WHAT THE TASK REQUIRES: Each record must come back unchanged in your answer, stripped of its images.

[Stored dataset items]
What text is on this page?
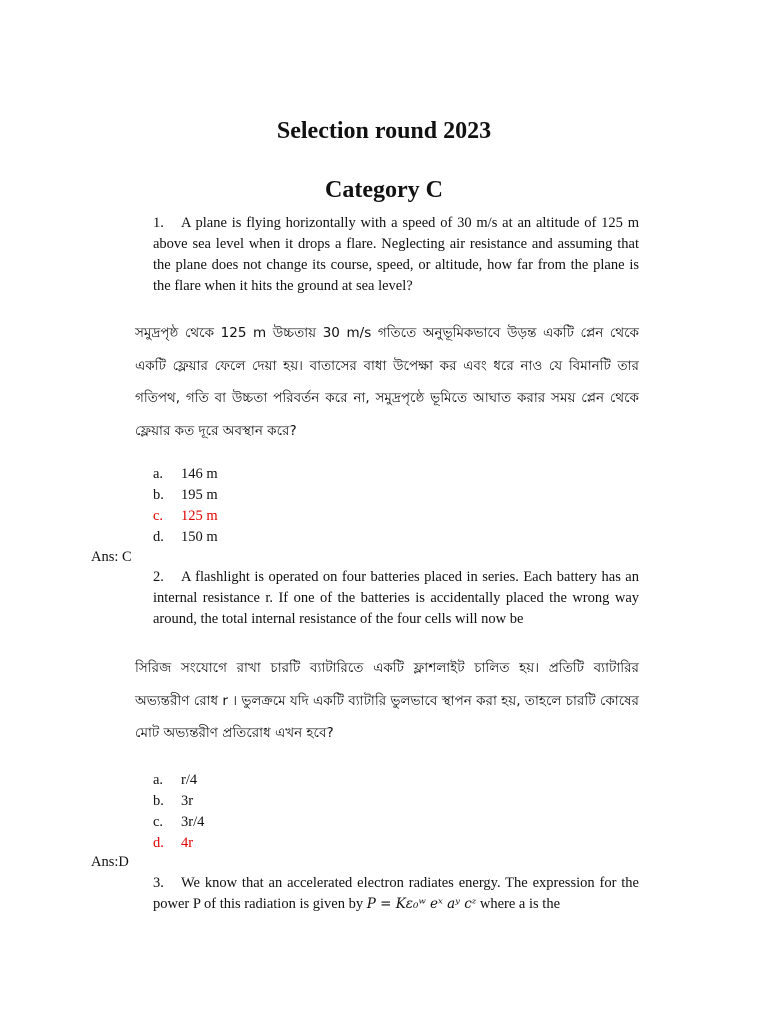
Selection round 2023
Category C
1. A plane is flying horizontally with a speed of 30 m/s at an altitude of 125 m above sea level when it drops a flare. Neglecting air resistance and assuming that the plane does not change its course, speed, or altitude, how far from the plane is the flare when it hits the ground at sea level?
সমুদ্রপৃষ্ঠ থেকে 125 m উচ্চতায় 30 m/s গতিতে অনুভূমিকভাবে উড়ন্ত একটি প্লেন থেকে একটি ফ্লেয়ার ফেলে দেয়া হয়। বাতাসের বাধা উপেক্ষা কর এবং ধরে নাও যে বিমানটি তার গতিপথ, গতি বা উচ্চতা পরিবর্তন করে না, সমুদ্রপৃষ্ঠে ভূমিতে আঘাত করার সময় প্লেন থেকে ফ্লেয়ার কত দূরে অবস্থান করে?
a. 146 m
b. 195 m
c. 125 m
d. 150 m
Ans: C
2. A flashlight is operated on four batteries placed in series. Each battery has an internal resistance r. If one of the batteries is accidentally placed the wrong way around, the total internal resistance of the four cells will now be
সিরিজ সংযোগে রাখা চারটি ব্যাটারিতে একটি ফ্লাশলাইট চালিত হয়। প্রতিটি ব্যাটারির অভ্যন্তরীণ রোধ r । ভুলক্রমে যদি একটি ব্যাটারি ভুলভাবে স্থাপন করা হয়, তাহলে চারটি কোষের মোট অভ্যন্তরীণ প্রতিরোধ এখন হবে?
a. r/4
b. 3r
c. 3r/4
d. 4r
Ans:D
3. We know that an accelerated electron radiates energy. The expression for the power P of this radiation is given by P = Kε₀ʷ eˣ aʸ cᶻ where a is the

SOLUTION FOR THIS TASK:
What text is on this page?
Selection round 2023
Category C
1. A plane is flying horizontally with a speed of 30 m/s at an altitude of 125 m above sea level when it drops a flare. Neglecting air resistance and assuming that the plane does not change its course, speed, or altitude, how far from the plane is the flare when it hits the ground at sea level?
সমুদ্রপৃষ্ঠ থেকে 125 m উচ্চতায় 30 m/s গতিতে অনুভূমিকভাবে উড়ন্ত একটি প্লেন থেকে একটি ফ্লেয়ার ফেলে দেয়া হয়। বাতাসের বাধা উপেক্ষা কর এবং ধরে নাও যে বিমানটি তার গতিপথ, গতি বা উচ্চতা পরিবর্তন করে না, সমুদ্রপৃষ্ঠে ভূমিতে আঘাত করার সময় প্লেন থেকে ফ্লেয়ার কত দূরে অবস্থান করে?
a. 146 m
b. 195 m
c. 125 m
d. 150 m
Ans: C
2. A flashlight is operated on four batteries placed in series. Each battery has an internal resistance r. If one of the batteries is accidentally placed the wrong way around, the total internal resistance of the four cells will now be
সিরিজ সংযোগে রাখা চারটি ব্যাটারিতে একটি ফ্লাশলাইট চালিত হয়। প্রতিটি ব্যাটারির অভ্যন্তরীণ রোধ r । ভুলক্রমে যদি একটি ব্যাটারি ভুলভাবে স্থাপন করা হয়, তাহলে চারটি কোষের মোট অভ্যন্তরীণ প্রতিরোধ এখন হবে?
a. r/4
b. 3r
c. 3r/4
d. 4r
Ans:D
3. We know that an accelerated electron radiates energy. The expression for the power P of this radiation is given by P = Kε₀ʷ eˣ aʸ cᶻ where a is the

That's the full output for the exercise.